▶ _Instructions to follow_
All the data should be repeated exactly. Any image in it is left out.

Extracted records
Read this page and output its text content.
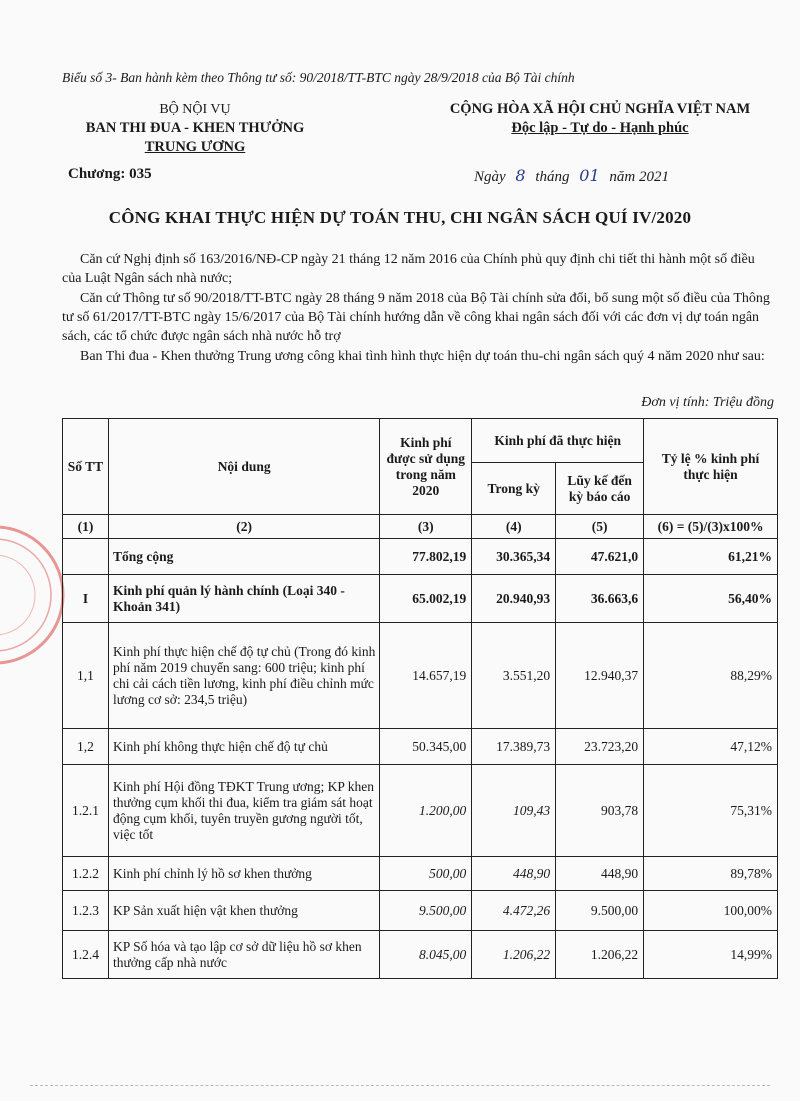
Biểu số 3- Ban hành kèm theo Thông tư số: 90/2018/TT-BTC ngày 28/9/2018 của Bộ Tài chính
BỘ NỘI VỤ
BAN THI ĐUA - KHEN THƯỞNG
TRUNG ƯƠNG
CỘNG HÒA XÃ HỘI CHỦ NGHĨA VIỆT NAM
Độc lập - Tự do - Hạnh phúc
Chương: 035	Ngày 8 tháng 01 năm 2021
CÔNG KHAI THỰC HIỆN DỰ TOÁN THU, CHI NGÂN SÁCH QUÍ IV/2020
Căn cứ Nghị định số 163/2016/NĐ-CP ngày 21 tháng 12 năm 2016 của Chính phủ quy định chi tiết thi hành một số điều của Luật Ngân sách nhà nước;
Căn cứ Thông tư số 90/2018/TT-BTC ngày 28 tháng 9 năm 2018 của Bộ Tài chính sửa đổi, bổ sung một số điều của Thông tư số 61/2017/TT-BTC ngày 15/6/2017 của Bộ Tài chính hướng dẫn về công khai ngân sách đối với các đơn vị dự toán ngân sách, các tổ chức được ngân sách nhà nước hỗ trợ
Ban Thi đua - Khen thưởng Trung ương công khai tình hình thực hiện dự toán thu-chi ngân sách quý 4 năm 2020 như sau:
Đơn vị tính: Triệu đồng
Số TT	Nội dung	Kinh phí được sử dụng trong năm 2020	Kinh phí đã thực hiện		Tỷ lệ % kinh phí thực hiện
			Trong kỳ	Lũy kế đến kỳ báo cáo	
(1)	(2)	(3)	(4)	(5)	(6) = (5)/(3)x100%
	Tổng cộng	77.802,19	30.365,34	47.621,0	61,21%
I	Kinh phí quản lý hành chính (Loại 340 - Khoản 341)	65.002,19	20.940,93	36.663,6	56,40%
1,1	Kinh phí thực hiện chế độ tự chủ (Trong đó kinh phí năm 2019 chuyển sang: 600 triệu; kinh phí chi cải cách tiền lương, kinh phí điều chỉnh mức lương cơ sở: 234,5 triệu)	14.657,19	3.551,20	12.940,37	88,29%
1,2	Kinh phí không thực hiện chế độ tự chủ	50.345,00	17.389,73	23.723,20	47,12%
1.2.1	Kinh phí Hội đồng TĐKT Trung ương; KP khen thưởng cụm khối thi đua, kiểm tra giám sát hoạt động cụm khối, tuyên truyền gương người tốt, việc tốt	1.200,00	109,43	903,78	75,31%
1.2.2	Kinh phí chỉnh lý hồ sơ khen thưởng	500,00	448,90	448,90	89,78%
1.2.3	KP Sản xuất hiện vật khen thưởng	9.500,00	4.472,26	9.500,00	100,00%
1.2.4	KP Số hóa và tạo lập cơ sở dữ liệu hồ sơ khen thưởng cấp nhà nước	8.045,00	1.206,22	1.206,22	14,99%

▶ _The completed task_
Read this page and output its text content.
Biểu số 3- Ban hành kèm theo Thông tư số: 90/2018/TT-BTC ngày 28/9/2018 của Bộ Tài chính
BỘ NỘI VỤ
BAN THI ĐUA - KHEN THƯỞNG
TRUNG ƯƠNG
CỘNG HÒA XÃ HỘI CHỦ NGHĨA VIỆT NAM
Độc lập - Tự do - Hạnh phúc
Chương: 035	Ngày 8 tháng 01 năm 2021
CÔNG KHAI THỰC HIỆN DỰ TOÁN THU, CHI NGÂN SÁCH QUÍ IV/2020
Căn cứ Nghị định số 163/2016/NĐ-CP ngày 21 tháng 12 năm 2016 của Chính phủ quy định chi tiết thi hành một số điều của Luật Ngân sách nhà nước;
Căn cứ Thông tư số 90/2018/TT-BTC ngày 28 tháng 9 năm 2018 của Bộ Tài chính sửa đổi, bổ sung một số điều của Thông tư số 61/2017/TT-BTC ngày 15/6/2017 của Bộ Tài chính hướng dẫn về công khai ngân sách đối với các đơn vị dự toán ngân sách, các tổ chức được ngân sách nhà nước hỗ trợ
Ban Thi đua - Khen thưởng Trung ương công khai tình hình thực hiện dự toán thu-chi ngân sách quý 4 năm 2020 như sau:
Đơn vị tính: Triệu đồng
Số TT	Nội dung	Kinh phí được sử dụng trong năm 2020	Kinh phí đã thực hiện		Tỷ lệ % kinh phí thực hiện
			Trong kỳ	Lũy kế đến kỳ báo cáo	
(1)	(2)	(3)	(4)	(5)	(6) = (5)/(3)x100%
	Tổng cộng	77.802,19	30.365,34	47.621,0	61,21%
I	Kinh phí quản lý hành chính (Loại 340 - Khoản 341)	65.002,19	20.940,93	36.663,6	56,40%
1,1	Kinh phí thực hiện chế độ tự chủ (Trong đó kinh phí năm 2019 chuyển sang: 600 triệu; kinh phí chi cải cách tiền lương, kinh phí điều chỉnh mức lương cơ sở: 234,5 triệu)	14.657,19	3.551,20	12.940,37	88,29%
1,2	Kinh phí không thực hiện chế độ tự chủ	50.345,00	17.389,73	23.723,20	47,12%
1.2.1	Kinh phí Hội đồng TĐKT Trung ương; KP khen thưởng cụm khối thi đua, kiểm tra giám sát hoạt động cụm khối, tuyên truyền gương người tốt, việc tốt	1.200,00	109,43	903,78	75,31%
1.2.2	Kinh phí chỉnh lý hồ sơ khen thưởng	500,00	448,90	448,90	89,78%
1.2.3	KP Sản xuất hiện vật khen thưởng	9.500,00	4.472,26	9.500,00	100,00%
1.2.4	KP Số hóa và tạo lập cơ sở dữ liệu hồ sơ khen thưởng cấp nhà nước	8.045,00	1.206,22	1.206,22	14,99%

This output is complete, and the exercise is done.